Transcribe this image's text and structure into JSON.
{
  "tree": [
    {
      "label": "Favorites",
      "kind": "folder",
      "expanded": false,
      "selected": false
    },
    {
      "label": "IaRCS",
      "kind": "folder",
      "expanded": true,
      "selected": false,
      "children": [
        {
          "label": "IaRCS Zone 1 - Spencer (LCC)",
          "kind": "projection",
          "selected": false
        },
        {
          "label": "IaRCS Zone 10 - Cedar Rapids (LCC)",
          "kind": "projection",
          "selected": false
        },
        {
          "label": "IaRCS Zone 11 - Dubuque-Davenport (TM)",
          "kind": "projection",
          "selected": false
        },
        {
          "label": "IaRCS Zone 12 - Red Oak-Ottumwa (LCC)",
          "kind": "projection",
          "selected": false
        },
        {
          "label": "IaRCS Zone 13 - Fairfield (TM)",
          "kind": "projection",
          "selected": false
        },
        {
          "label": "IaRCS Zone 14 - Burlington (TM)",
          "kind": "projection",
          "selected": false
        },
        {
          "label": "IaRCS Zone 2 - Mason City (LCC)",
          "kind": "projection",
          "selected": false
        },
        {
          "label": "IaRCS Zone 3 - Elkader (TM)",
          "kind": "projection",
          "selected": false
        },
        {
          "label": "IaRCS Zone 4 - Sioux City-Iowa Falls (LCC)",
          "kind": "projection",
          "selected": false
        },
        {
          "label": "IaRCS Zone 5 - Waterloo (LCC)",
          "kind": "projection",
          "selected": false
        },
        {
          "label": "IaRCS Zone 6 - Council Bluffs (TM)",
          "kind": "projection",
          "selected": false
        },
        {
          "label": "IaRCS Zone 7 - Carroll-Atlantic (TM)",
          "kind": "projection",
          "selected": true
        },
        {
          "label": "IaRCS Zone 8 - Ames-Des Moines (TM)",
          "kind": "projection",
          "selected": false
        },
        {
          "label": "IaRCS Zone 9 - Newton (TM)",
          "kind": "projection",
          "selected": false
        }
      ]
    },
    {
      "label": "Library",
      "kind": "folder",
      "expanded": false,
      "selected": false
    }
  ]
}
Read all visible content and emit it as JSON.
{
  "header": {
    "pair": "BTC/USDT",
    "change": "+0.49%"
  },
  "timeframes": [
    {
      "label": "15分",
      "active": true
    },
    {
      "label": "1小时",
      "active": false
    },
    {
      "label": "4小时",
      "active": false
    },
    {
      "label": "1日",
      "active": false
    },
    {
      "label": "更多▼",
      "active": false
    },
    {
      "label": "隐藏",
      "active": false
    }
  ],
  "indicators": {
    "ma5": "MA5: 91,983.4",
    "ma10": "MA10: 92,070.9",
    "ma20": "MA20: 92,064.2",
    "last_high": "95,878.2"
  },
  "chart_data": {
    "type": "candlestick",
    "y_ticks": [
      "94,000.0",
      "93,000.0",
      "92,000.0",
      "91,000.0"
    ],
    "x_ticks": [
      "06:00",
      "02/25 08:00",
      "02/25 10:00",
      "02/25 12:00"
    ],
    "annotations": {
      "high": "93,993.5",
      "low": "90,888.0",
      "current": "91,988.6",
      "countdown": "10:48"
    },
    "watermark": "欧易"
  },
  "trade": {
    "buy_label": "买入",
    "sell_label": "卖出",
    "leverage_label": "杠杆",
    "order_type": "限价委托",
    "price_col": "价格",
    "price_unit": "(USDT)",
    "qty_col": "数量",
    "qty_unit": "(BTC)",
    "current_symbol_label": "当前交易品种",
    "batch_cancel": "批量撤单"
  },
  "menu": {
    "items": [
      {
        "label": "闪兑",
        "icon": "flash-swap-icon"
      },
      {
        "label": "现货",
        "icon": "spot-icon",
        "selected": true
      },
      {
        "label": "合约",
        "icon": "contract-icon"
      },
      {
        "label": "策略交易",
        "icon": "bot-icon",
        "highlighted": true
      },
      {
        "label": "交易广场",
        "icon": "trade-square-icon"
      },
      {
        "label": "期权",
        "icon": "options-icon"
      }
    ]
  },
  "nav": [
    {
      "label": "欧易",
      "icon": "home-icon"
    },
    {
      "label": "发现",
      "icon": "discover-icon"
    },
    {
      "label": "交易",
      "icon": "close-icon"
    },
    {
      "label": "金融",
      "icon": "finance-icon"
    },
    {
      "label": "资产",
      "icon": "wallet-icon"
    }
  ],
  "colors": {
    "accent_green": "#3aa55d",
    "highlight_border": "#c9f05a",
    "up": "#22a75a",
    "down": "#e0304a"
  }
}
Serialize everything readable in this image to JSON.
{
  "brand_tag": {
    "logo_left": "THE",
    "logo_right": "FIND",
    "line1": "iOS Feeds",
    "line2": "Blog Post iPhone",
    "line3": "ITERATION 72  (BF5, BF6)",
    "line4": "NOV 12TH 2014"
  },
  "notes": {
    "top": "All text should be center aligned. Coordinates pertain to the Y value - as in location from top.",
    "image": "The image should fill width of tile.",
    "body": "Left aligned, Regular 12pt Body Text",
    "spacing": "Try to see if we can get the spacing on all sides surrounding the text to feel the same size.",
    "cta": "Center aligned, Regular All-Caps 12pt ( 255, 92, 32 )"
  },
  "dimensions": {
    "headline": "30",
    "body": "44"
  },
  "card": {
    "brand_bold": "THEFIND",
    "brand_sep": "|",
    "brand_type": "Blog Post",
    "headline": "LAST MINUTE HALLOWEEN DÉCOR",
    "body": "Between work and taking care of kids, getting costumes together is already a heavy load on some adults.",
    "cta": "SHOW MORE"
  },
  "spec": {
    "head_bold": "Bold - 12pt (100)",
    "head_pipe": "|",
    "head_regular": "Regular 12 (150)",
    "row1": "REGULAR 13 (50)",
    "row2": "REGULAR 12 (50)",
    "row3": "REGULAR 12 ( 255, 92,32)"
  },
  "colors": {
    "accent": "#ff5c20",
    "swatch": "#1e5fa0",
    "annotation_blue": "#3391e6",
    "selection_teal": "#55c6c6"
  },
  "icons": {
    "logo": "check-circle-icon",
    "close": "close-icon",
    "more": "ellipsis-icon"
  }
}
***
What the task requires> Write the data out again in full and exactly.

Answer below>
Transcribe this image's text and structure into JSON.
{
  "tree": [
    {
      "label": "Favorites",
      "kind": "folder",
      "expanded": false,
      "selected": false
    },
    {
      "label": "IaRCS",
      "kind": "folder",
      "expanded": true,
      "selected": false,
      "children": [
        {
          "label": "IaRCS Zone 1 - Spencer (LCC)",
          "kind": "projection",
          "selected": false
        },
        {
          "label": "IaRCS Zone 10 - Cedar Rapids (LCC)",
          "kind": "projection",
          "selected": false
        },
        {
          "label": "IaRCS Zone 11 - Dubuque-Davenport (TM)",
          "kind": "projection",
          "selected": false
        },
        {
          "label": "IaRCS Zone 12 - Red Oak-Ottumwa (LCC)",
          "kind": "projection",
          "selected": false
        },
        {
          "label": "IaRCS Zone 13 - Fairfield (TM)",
          "kind": "projection",
          "selected": false
        },
        {
          "label": "IaRCS Zone 14 - Burlington (TM)",
          "kind": "projection",
          "selected": false
        },
        {
          "label": "IaRCS Zone 2 - Mason City (LCC)",
          "kind": "projection",
          "selected": false
        },
        {
          "label": "IaRCS Zone 3 - Elkader (TM)",
          "kind": "projection",
          "selected": false
        },
        {
          "label": "IaRCS Zone 4 - Sioux City-Iowa Falls (LCC)",
          "kind": "projection",
          "selected": false
        },
        {
          "label": "IaRCS Zone 5 - Waterloo (LCC)",
          "kind": "projection",
          "selected": false
        },
        {
          "label": "IaRCS Zone 6 - Council Bluffs (TM)",
          "kind": "projection",
          "selected": false
        },
        {
          "label": "IaRCS Zone 7 - Carroll-Atlantic (TM)",
          "kind": "projection",
          "selected": true
        },
        {
          "label": "IaRCS Zone 8 - Ames-Des Moines (TM)",
          "kind": "projection",
          "selected": false
        },
        {
          "label": "IaRCS Zone 9 - Newton (TM)",
          "kind": "projection",
          "selected": false
        }
      ]
    },
    {
      "label": "Library",
      "kind": "folder",
      "expanded": false,
      "selected": false
    }
  ]
}
Read all visible content and emit it as JSON.
{
  "header": {
    "pair": "BTC/USDT",
    "change": "+0.49%"
  },
  "timeframes": [
    {
      "label": "15分",
      "active": true
    },
    {
      "label": "1小时",
      "active": false
    },
    {
      "label": "4小时",
      "active": false
    },
    {
      "label": "1日",
      "active": false
    },
    {
      "label": "更多▼",
      "active": false
    },
    {
      "label": "隐藏",
      "active": false
    }
  ],
  "indicators": {
    "ma5": "MA5: 91,983.4",
    "ma10": "MA10: 92,070.9",
    "ma20": "MA20: 92,064.2",
    "last_high": "95,878.2"
  },
  "chart_data": {
    "type": "candlestick",
    "y_ticks": [
      "94,000.0",
      "93,000.0",
      "92,000.0",
      "91,000.0"
    ],
    "x_ticks": [
      "06:00",
      "02/25 08:00",
      "02/25 10:00",
      "02/25 12:00"
    ],
    "annotations": {
      "high": "93,993.5",
      "low": "90,888.0",
      "current": "91,988.6",
      "countdown": "10:48"
    },
    "watermark": "欧易"
  },
  "trade": {
    "buy_label": "买入",
    "sell_label": "卖出",
    "leverage_label": "杠杆",
    "order_type": "限价委托",
    "price_col": "价格",
    "price_unit": "(USDT)",
    "qty_col": "数量",
    "qty_unit": "(BTC)",
    "current_symbol_label": "当前交易品种",
    "batch_cancel": "批量撤单"
  },
  "menu": {
    "items": [
      {
        "label": "闪兑",
        "icon": "flash-swap-icon"
      },
      {
        "label": "现货",
        "icon": "spot-icon",
        "selected": true
      },
      {
        "label": "合约",
        "icon": "contract-icon"
      },
      {
        "label": "策略交易",
        "icon": "bot-icon",
        "highlighted": true
      },
      {
        "label": "交易广场",
        "icon": "trade-square-icon"
      },
      {
        "label": "期权",
        "icon": "options-icon"
      }
    ]
  },
  "nav": [
    {
      "label": "欧易",
      "icon": "home-icon"
    },
    {
      "label": "发现",
      "icon": "discover-icon"
    },
    {
      "label": "交易",
      "icon": "close-icon"
    },
    {
      "label": "金融",
      "icon": "finance-icon"
    },
    {
      "label": "资产",
      "icon": "wallet-icon"
    }
  ],
  "colors": {
    "accent_green": "#3aa55d",
    "highlight_border": "#c9f05a",
    "up": "#22a75a",
    "down": "#e0304a"
  }
}
Serialize everything readable in this image to JSON.
{
  "brand_tag": {
    "logo_left": "THE",
    "logo_right": "FIND",
    "line1": "iOS Feeds",
    "line2": "Blog Post iPhone",
    "line3": "ITERATION 72  (BF5, BF6)",
    "line4": "NOV 12TH 2014"
  },
  "notes": {
    "top": "All text should be center aligned. Coordinates pertain to the Y value - as in location from top.",
    "image": "The image should fill width of tile.",
    "body": "Left aligned, Regular 12pt Body Text",
    "spacing": "Try to see if we can get the spacing on all sides surrounding the text to feel the same size.",
    "cta": "Center aligned, Regular All-Caps 12pt ( 255, 92, 32 )"
  },
  "dimensions": {
    "headline": "30",
    "body": "44"
  },
  "card": {
    "brand_bold": "THEFIND",
    "brand_sep": "|",
    "brand_type": "Blog Post",
    "headline": "LAST MINUTE HALLOWEEN DÉCOR",
    "body": "Between work and taking care of kids, getting costumes together is already a heavy load on some adults.",
    "cta": "SHOW MORE"
  },
  "spec": {
    "head_bold": "Bold - 12pt (100)",
    "head_pipe": "|",
    "head_regular": "Regular 12 (150)",
    "row1": "REGULAR 13 (50)",
    "row2": "REGULAR 12 (50)",
    "row3": "REGULAR 12 ( 255, 92,32)"
  },
  "colors": {
    "accent": "#ff5c20",
    "swatch": "#1e5fa0",
    "annotation_blue": "#3391e6",
    "selection_teal": "#55c6c6"
  },
  "icons": {
    "logo": "check-circle-icon",
    "close": "close-icon",
    "more": "ellipsis-icon"
  }
}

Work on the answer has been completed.